Data excerpts
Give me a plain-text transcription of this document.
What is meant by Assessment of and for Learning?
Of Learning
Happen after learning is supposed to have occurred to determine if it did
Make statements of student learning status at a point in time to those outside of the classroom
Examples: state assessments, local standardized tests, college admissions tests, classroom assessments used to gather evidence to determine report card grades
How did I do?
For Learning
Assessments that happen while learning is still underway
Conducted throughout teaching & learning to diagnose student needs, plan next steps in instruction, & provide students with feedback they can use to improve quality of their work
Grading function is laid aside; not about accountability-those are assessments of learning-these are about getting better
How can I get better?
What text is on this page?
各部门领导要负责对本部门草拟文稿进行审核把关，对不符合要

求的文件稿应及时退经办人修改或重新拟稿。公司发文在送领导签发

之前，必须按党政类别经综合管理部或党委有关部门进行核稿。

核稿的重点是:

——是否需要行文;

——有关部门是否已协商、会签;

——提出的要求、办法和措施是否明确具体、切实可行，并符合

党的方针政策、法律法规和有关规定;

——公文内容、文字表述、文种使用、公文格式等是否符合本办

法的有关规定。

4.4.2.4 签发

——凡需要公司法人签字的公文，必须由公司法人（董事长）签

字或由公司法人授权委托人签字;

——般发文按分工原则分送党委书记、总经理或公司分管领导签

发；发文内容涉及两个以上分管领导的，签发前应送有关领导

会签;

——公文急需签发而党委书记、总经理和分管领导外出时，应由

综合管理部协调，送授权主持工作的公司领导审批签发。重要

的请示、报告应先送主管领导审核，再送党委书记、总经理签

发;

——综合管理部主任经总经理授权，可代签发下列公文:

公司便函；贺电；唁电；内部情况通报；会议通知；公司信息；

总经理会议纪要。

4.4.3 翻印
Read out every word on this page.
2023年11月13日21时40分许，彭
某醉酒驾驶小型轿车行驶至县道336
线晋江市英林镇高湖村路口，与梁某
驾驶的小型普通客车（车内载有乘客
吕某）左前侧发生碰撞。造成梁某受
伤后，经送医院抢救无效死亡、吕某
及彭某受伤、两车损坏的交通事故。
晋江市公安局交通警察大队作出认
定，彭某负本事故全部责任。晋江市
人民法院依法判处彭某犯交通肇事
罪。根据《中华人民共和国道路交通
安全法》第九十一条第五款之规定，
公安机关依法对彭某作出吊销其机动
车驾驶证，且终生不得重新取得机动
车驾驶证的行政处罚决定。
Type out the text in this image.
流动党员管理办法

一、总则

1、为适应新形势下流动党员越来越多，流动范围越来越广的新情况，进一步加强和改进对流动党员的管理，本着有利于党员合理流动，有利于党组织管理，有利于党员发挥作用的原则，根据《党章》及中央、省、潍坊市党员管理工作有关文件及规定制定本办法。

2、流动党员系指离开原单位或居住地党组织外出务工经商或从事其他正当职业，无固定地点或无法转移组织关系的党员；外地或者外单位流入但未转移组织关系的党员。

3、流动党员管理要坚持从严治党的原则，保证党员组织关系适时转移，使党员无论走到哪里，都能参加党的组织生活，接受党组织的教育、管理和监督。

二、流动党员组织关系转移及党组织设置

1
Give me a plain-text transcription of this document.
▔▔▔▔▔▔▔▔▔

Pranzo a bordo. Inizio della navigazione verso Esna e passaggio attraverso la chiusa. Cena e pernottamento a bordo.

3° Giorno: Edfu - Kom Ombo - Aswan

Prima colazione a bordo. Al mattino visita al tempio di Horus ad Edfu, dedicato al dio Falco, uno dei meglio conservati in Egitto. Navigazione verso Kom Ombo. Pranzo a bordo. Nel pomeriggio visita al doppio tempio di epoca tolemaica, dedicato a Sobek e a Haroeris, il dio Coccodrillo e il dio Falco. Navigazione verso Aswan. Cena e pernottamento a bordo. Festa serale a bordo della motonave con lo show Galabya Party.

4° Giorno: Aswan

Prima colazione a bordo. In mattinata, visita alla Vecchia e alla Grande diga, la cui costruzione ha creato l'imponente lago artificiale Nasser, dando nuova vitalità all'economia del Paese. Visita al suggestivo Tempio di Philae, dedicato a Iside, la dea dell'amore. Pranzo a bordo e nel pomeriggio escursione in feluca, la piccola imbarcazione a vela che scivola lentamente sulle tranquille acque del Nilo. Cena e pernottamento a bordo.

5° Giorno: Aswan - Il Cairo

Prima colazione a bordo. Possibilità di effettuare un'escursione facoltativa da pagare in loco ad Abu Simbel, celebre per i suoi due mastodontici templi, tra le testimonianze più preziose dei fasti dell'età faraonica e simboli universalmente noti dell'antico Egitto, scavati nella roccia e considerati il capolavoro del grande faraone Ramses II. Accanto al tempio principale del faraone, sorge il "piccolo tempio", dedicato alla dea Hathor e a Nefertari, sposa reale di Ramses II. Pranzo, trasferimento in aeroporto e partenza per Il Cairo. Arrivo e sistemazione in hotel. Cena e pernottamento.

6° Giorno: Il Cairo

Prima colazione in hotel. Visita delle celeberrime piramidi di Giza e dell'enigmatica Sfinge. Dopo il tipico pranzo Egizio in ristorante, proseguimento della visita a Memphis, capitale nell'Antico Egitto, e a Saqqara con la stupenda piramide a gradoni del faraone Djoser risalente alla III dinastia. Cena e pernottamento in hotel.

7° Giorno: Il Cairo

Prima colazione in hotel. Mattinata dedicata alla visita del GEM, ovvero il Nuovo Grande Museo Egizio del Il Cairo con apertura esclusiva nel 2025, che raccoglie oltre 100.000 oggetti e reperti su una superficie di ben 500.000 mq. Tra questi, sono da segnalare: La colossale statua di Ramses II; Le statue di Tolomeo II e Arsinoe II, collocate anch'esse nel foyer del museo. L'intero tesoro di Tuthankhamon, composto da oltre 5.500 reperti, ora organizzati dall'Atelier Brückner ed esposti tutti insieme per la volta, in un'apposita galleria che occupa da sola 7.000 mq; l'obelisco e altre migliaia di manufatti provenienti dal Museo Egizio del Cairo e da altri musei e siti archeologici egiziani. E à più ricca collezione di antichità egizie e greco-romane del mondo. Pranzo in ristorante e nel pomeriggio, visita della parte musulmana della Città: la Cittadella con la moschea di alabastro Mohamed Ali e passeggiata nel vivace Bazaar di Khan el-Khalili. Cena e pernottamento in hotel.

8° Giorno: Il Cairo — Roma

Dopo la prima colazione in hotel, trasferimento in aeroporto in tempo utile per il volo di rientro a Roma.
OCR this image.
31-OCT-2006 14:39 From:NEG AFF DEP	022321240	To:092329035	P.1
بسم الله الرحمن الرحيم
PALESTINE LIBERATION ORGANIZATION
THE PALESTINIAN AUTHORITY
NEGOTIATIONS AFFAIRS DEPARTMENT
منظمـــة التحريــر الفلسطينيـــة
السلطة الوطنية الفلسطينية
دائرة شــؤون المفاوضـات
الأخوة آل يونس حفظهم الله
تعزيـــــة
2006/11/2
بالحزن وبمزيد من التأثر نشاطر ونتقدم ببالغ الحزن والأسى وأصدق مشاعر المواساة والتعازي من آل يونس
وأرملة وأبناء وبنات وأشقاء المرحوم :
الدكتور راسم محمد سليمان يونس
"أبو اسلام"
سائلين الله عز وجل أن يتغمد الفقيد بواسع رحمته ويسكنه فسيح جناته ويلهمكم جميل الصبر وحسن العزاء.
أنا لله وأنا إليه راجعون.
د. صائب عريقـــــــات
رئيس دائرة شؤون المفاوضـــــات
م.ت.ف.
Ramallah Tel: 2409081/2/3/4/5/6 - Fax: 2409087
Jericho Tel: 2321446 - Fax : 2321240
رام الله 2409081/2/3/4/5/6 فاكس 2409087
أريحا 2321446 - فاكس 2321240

- TASK BRIEF -
Write out the records above again, keeping each one identical to the original.

- RESPONSE -
Give me a plain-text transcription of this document.
What is meant by Assessment of and for Learning?
Of Learning
Happen after learning is supposed to have occurred to determine if it did
Make statements of student learning status at a point in time to those outside of the classroom
Examples: state assessments, local standardized tests, college admissions tests, classroom assessments used to gather evidence to determine report card grades
How did I do?
For Learning
Assessments that happen while learning is still underway
Conducted throughout teaching & learning to diagnose student needs, plan next steps in instruction, & provide students with feedback they can use to improve quality of their work
Grading function is laid aside; not about accountability-those are assessments of learning-these are about getting better
How can I get better?
What text is on this page?
各部门领导要负责对本部门草拟文稿进行审核把关，对不符合要

求的文件稿应及时退经办人修改或重新拟稿。公司发文在送领导签发

之前，必须按党政类别经综合管理部或党委有关部门进行核稿。

核稿的重点是:

——是否需要行文;

——有关部门是否已协商、会签;

——提出的要求、办法和措施是否明确具体、切实可行，并符合

党的方针政策、法律法规和有关规定;

——公文内容、文字表述、文种使用、公文格式等是否符合本办

法的有关规定。

4.4.2.4 签发

——凡需要公司法人签字的公文，必须由公司法人（董事长）签

字或由公司法人授权委托人签字;

——般发文按分工原则分送党委书记、总经理或公司分管领导签

发；发文内容涉及两个以上分管领导的，签发前应送有关领导

会签;

——公文急需签发而党委书记、总经理和分管领导外出时，应由

综合管理部协调，送授权主持工作的公司领导审批签发。重要

的请示、报告应先送主管领导审核，再送党委书记、总经理签

发;

——综合管理部主任经总经理授权，可代签发下列公文:

公司便函；贺电；唁电；内部情况通报；会议通知；公司信息；

总经理会议纪要。

4.4.3 翻印
Read out every word on this page.
2023年11月13日21时40分许，彭
某醉酒驾驶小型轿车行驶至县道336
线晋江市英林镇高湖村路口，与梁某
驾驶的小型普通客车（车内载有乘客
吕某）左前侧发生碰撞。造成梁某受
伤后，经送医院抢救无效死亡、吕某
及彭某受伤、两车损坏的交通事故。
晋江市公安局交通警察大队作出认
定，彭某负本事故全部责任。晋江市
人民法院依法判处彭某犯交通肇事
罪。根据《中华人民共和国道路交通
安全法》第九十一条第五款之规定，
公安机关依法对彭某作出吊销其机动
车驾驶证，且终生不得重新取得机动
车驾驶证的行政处罚决定。
Type out the text in this image.
流动党员管理办法

一、总则

1、为适应新形势下流动党员越来越多，流动范围越来越广的新情况，进一步加强和改进对流动党员的管理，本着有利于党员合理流动，有利于党组织管理，有利于党员发挥作用的原则，根据《党章》及中央、省、潍坊市党员管理工作有关文件及规定制定本办法。

2、流动党员系指离开原单位或居住地党组织外出务工经商或从事其他正当职业，无固定地点或无法转移组织关系的党员；外地或者外单位流入但未转移组织关系的党员。

3、流动党员管理要坚持从严治党的原则，保证党员组织关系适时转移，使党员无论走到哪里，都能参加党的组织生活，接受党组织的教育、管理和监督。

二、流动党员组织关系转移及党组织设置

1
Give me a plain-text transcription of this document.
▔▔▔▔▔▔▔▔▔

Pranzo a bordo. Inizio della navigazione verso Esna e passaggio attraverso la chiusa. Cena e pernottamento a bordo.

3° Giorno: Edfu - Kom Ombo - Aswan

Prima colazione a bordo. Al mattino visita al tempio di Horus ad Edfu, dedicato al dio Falco, uno dei meglio conservati in Egitto. Navigazione verso Kom Ombo. Pranzo a bordo. Nel pomeriggio visita al doppio tempio di epoca tolemaica, dedicato a Sobek e a Haroeris, il dio Coccodrillo e il dio Falco. Navigazione verso Aswan. Cena e pernottamento a bordo. Festa serale a bordo della motonave con lo show Galabya Party.

4° Giorno: Aswan

Prima colazione a bordo. In mattinata, visita alla Vecchia e alla Grande diga, la cui costruzione ha creato l'imponente lago artificiale Nasser, dando nuova vitalità all'economia del Paese. Visita al suggestivo Tempio di Philae, dedicato a Iside, la dea dell'amore. Pranzo a bordo e nel pomeriggio escursione in feluca, la piccola imbarcazione a vela che scivola lentamente sulle tranquille acque del Nilo. Cena e pernottamento a bordo.

5° Giorno: Aswan - Il Cairo

Prima colazione a bordo. Possibilità di effettuare un'escursione facoltativa da pagare in loco ad Abu Simbel, celebre per i suoi due mastodontici templi, tra le testimonianze più preziose dei fasti dell'età faraonica e simboli universalmente noti dell'antico Egitto, scavati nella roccia e considerati il capolavoro del grande faraone Ramses II. Accanto al tempio principale del faraone, sorge il "piccolo tempio", dedicato alla dea Hathor e a Nefertari, sposa reale di Ramses II. Pranzo, trasferimento in aeroporto e partenza per Il Cairo. Arrivo e sistemazione in hotel. Cena e pernottamento.

6° Giorno: Il Cairo

Prima colazione in hotel. Visita delle celeberrime piramidi di Giza e dell'enigmatica Sfinge. Dopo il tipico pranzo Egizio in ristorante, proseguimento della visita a Memphis, capitale nell'Antico Egitto, e a Saqqara con la stupenda piramide a gradoni del faraone Djoser risalente alla III dinastia. Cena e pernottamento in hotel.

7° Giorno: Il Cairo

Prima colazione in hotel. Mattinata dedicata alla visita del GEM, ovvero il Nuovo Grande Museo Egizio del Il Cairo con apertura esclusiva nel 2025, che raccoglie oltre 100.000 oggetti e reperti su una superficie di ben 500.000 mq. Tra questi, sono da segnalare: La colossale statua di Ramses II; Le statue di Tolomeo II e Arsinoe II, collocate anch'esse nel foyer del museo. L'intero tesoro di Tuthankhamon, composto da oltre 5.500 reperti, ora organizzati dall'Atelier Brückner ed esposti tutti insieme per la volta, in un'apposita galleria che occupa da sola 7.000 mq; l'obelisco e altre migliaia di manufatti provenienti dal Museo Egizio del Cairo e da altri musei e siti archeologici egiziani. E à più ricca collezione di antichità egizie e greco-romane del mondo. Pranzo in ristorante e nel pomeriggio, visita della parte musulmana della Città: la Cittadella con la moschea di alabastro Mohamed Ali e passeggiata nel vivace Bazaar di Khan el-Khalili. Cena e pernottamento in hotel.

8° Giorno: Il Cairo — Roma

Dopo la prima colazione in hotel, trasferimento in aeroporto in tempo utile per il volo di rientro a Roma.
OCR this image.
31-OCT-2006 14:39 From:NEG AFF DEP	022321240	To:092329035	P.1
بسم الله الرحمن الرحيم
PALESTINE LIBERATION ORGANIZATION
THE PALESTINIAN AUTHORITY
NEGOTIATIONS AFFAIRS DEPARTMENT
منظمـــة التحريــر الفلسطينيـــة
السلطة الوطنية الفلسطينية
دائرة شــؤون المفاوضـات
الأخوة آل يونس حفظهم الله
تعزيـــــة
2006/11/2
بالحزن وبمزيد من التأثر نشاطر ونتقدم ببالغ الحزن والأسى وأصدق مشاعر المواساة والتعازي من آل يونس
وأرملة وأبناء وبنات وأشقاء المرحوم :
الدكتور راسم محمد سليمان يونس
"أبو اسلام"
سائلين الله عز وجل أن يتغمد الفقيد بواسع رحمته ويسكنه فسيح جناته ويلهمكم جميل الصبر وحسن العزاء.
أنا لله وأنا إليه راجعون.
د. صائب عريقـــــــات
رئيس دائرة شؤون المفاوضـــــات
م.ت.ف.
Ramallah Tel: 2409081/2/3/4/5/6 - Fax: 2409087
Jericho Tel: 2321446 - Fax : 2321240
رام الله 2409081/2/3/4/5/6 فاكس 2409087
أريحا 2321446 - فاكس 2321240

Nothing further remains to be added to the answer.